**Extracts from a graphics dataset**
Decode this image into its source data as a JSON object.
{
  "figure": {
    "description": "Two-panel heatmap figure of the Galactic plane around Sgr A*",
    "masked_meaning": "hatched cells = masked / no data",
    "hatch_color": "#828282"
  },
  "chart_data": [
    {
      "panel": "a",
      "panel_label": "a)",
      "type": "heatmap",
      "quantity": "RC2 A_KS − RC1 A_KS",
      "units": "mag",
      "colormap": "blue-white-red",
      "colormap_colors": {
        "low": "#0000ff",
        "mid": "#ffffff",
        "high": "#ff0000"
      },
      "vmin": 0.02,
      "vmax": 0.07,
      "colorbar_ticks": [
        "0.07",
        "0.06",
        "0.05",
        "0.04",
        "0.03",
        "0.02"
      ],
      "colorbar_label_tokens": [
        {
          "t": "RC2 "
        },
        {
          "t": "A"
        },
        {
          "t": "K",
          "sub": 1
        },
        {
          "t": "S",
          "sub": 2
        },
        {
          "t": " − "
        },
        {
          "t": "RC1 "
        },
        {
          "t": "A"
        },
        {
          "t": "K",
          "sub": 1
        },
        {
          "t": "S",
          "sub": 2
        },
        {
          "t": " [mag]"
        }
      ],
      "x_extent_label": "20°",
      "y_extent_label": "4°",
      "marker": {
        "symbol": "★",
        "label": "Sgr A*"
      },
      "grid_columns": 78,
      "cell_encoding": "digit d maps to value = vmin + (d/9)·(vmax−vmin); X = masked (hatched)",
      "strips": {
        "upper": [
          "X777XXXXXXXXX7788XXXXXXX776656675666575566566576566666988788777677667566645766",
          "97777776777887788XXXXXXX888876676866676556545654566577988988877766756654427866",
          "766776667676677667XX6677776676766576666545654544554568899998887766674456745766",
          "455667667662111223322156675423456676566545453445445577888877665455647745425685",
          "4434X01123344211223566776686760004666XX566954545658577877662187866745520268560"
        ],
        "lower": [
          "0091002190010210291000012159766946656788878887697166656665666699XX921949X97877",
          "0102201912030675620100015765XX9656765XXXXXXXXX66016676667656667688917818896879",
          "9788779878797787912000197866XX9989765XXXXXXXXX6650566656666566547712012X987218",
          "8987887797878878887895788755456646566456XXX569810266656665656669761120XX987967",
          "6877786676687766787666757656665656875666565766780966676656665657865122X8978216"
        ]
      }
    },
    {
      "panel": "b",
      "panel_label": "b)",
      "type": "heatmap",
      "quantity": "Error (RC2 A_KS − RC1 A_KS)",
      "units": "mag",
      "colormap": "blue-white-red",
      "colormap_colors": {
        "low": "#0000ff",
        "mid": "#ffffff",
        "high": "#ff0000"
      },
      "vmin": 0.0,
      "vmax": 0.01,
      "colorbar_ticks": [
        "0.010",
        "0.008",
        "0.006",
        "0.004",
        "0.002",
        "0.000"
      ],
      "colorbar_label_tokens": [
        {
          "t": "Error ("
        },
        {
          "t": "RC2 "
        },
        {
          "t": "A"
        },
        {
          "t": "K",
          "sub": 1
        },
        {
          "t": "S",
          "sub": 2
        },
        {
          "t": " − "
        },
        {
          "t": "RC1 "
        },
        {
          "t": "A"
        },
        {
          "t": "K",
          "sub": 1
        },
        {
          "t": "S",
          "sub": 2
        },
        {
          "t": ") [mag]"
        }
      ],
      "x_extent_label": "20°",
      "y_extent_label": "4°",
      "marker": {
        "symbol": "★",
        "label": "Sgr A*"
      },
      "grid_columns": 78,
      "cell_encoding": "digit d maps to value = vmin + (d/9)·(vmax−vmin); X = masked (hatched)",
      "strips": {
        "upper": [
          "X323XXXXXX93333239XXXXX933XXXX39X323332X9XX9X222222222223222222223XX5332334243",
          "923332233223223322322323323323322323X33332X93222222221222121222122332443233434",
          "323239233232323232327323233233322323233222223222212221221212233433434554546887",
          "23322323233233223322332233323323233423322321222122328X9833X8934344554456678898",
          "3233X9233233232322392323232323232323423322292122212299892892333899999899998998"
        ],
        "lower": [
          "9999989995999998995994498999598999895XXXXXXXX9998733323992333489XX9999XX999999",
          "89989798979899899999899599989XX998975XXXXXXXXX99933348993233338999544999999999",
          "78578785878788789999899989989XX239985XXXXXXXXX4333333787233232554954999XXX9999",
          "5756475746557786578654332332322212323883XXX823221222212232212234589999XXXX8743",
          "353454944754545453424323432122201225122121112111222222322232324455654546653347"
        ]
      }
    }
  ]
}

**Work to be completed**
Every single record must be transcribed exactly as it stands.

**Answer box**
Decode this image into its source data as a JSON object.
{
  "figure": {
    "description": "Two-panel heatmap figure of the Galactic plane around Sgr A*",
    "masked_meaning": "hatched cells = masked / no data",
    "hatch_color": "#828282"
  },
  "chart_data": [
    {
      "panel": "a",
      "panel_label": "a)",
      "type": "heatmap",
      "quantity": "RC2 A_KS − RC1 A_KS",
      "units": "mag",
      "colormap": "blue-white-red",
      "colormap_colors": {
        "low": "#0000ff",
        "mid": "#ffffff",
        "high": "#ff0000"
      },
      "vmin": 0.02,
      "vmax": 0.07,
      "colorbar_ticks": [
        "0.07",
        "0.06",
        "0.05",
        "0.04",
        "0.03",
        "0.02"
      ],
      "colorbar_label_tokens": [
        {
          "t": "RC2 "
        },
        {
          "t": "A"
        },
        {
          "t": "K",
          "sub": 1
        },
        {
          "t": "S",
          "sub": 2
        },
        {
          "t": " − "
        },
        {
          "t": "RC1 "
        },
        {
          "t": "A"
        },
        {
          "t": "K",
          "sub": 1
        },
        {
          "t": "S",
          "sub": 2
        },
        {
          "t": " [mag]"
        }
      ],
      "x_extent_label": "20°",
      "y_extent_label": "4°",
      "marker": {
        "symbol": "★",
        "label": "Sgr A*"
      },
      "grid_columns": 78,
      "cell_encoding": "digit d maps to value = vmin + (d/9)·(vmax−vmin); X = masked (hatched)",
      "strips": {
        "upper": [
          "X777XXXXXXXXX7788XXXXXXX776656675666575566566576566666988788777677667566645766",
          "97777776777887788XXXXXXX888876676866676556545654566577988988877766756654427866",
          "766776667676677667XX6677776676766576666545654544554568899998887766674456745766",
          "455667667662111223322156675423456676566545453445445577888877665455647745425685",
          "4434X01123344211223566776686760004666XX566954545658577877662187866745520268560"
        ],
        "lower": [
          "0091002190010210291000012159766946656788878887697166656665666699XX921949X97877",
          "0102201912030675620100015765XX9656765XXXXXXXXX66016676667656667688917818896879",
          "9788779878797787912000197866XX9989765XXXXXXXXX6650566656666566547712012X987218",
          "8987887797878878887895788755456646566456XXX569810266656665656669761120XX987967",
          "6877786676687766787666757656665656875666565766780966676656665657865122X8978216"
        ]
      }
    },
    {
      "panel": "b",
      "panel_label": "b)",
      "type": "heatmap",
      "quantity": "Error (RC2 A_KS − RC1 A_KS)",
      "units": "mag",
      "colormap": "blue-white-red",
      "colormap_colors": {
        "low": "#0000ff",
        "mid": "#ffffff",
        "high": "#ff0000"
      },
      "vmin": 0.0,
      "vmax": 0.01,
      "colorbar_ticks": [
        "0.010",
        "0.008",
        "0.006",
        "0.004",
        "0.002",
        "0.000"
      ],
      "colorbar_label_tokens": [
        {
          "t": "Error ("
        },
        {
          "t": "RC2 "
        },
        {
          "t": "A"
        },
        {
          "t": "K",
          "sub": 1
        },
        {
          "t": "S",
          "sub": 2
        },
        {
          "t": " − "
        },
        {
          "t": "RC1 "
        },
        {
          "t": "A"
        },
        {
          "t": "K",
          "sub": 1
        },
        {
          "t": "S",
          "sub": 2
        },
        {
          "t": ") [mag]"
        }
      ],
      "x_extent_label": "20°",
      "y_extent_label": "4°",
      "marker": {
        "symbol": "★",
        "label": "Sgr A*"
      },
      "grid_columns": 78,
      "cell_encoding": "digit d maps to value = vmin + (d/9)·(vmax−vmin); X = masked (hatched)",
      "strips": {
        "upper": [
          "X323XXXXXX93333239XXXXX933XXXX39X323332X9XX9X222222222223222222223XX5332334243",
          "923332233223223322322323323323322323X33332X93222222221222121222122332443233434",
          "323239233232323232327323233233322323233222223222212221221212233433434554546887",
          "23322323233233223322332233323323233423322321222122328X9833X8934344554456678898",
          "3233X9233233232322392323232323232323423322292122212299892892333899999899998998"
        ],
        "lower": [
          "9999989995999998995994498999598999895XXXXXXXX9998733323992333489XX9999XX999999",
          "89989798979899899999899599989XX998975XXXXXXXXX99933348993233338999544999999999",
          "78578785878788789999899989989XX239985XXXXXXXXX4333333787233232554954999XXX9999",
          "5756475746557786578654332332322212323883XXX823221222212232212234589999XXXX8743",
          "353454944754545453424323432122201225122121112111222222322232324455654546653347"
        ]
      }
    }
  ]
}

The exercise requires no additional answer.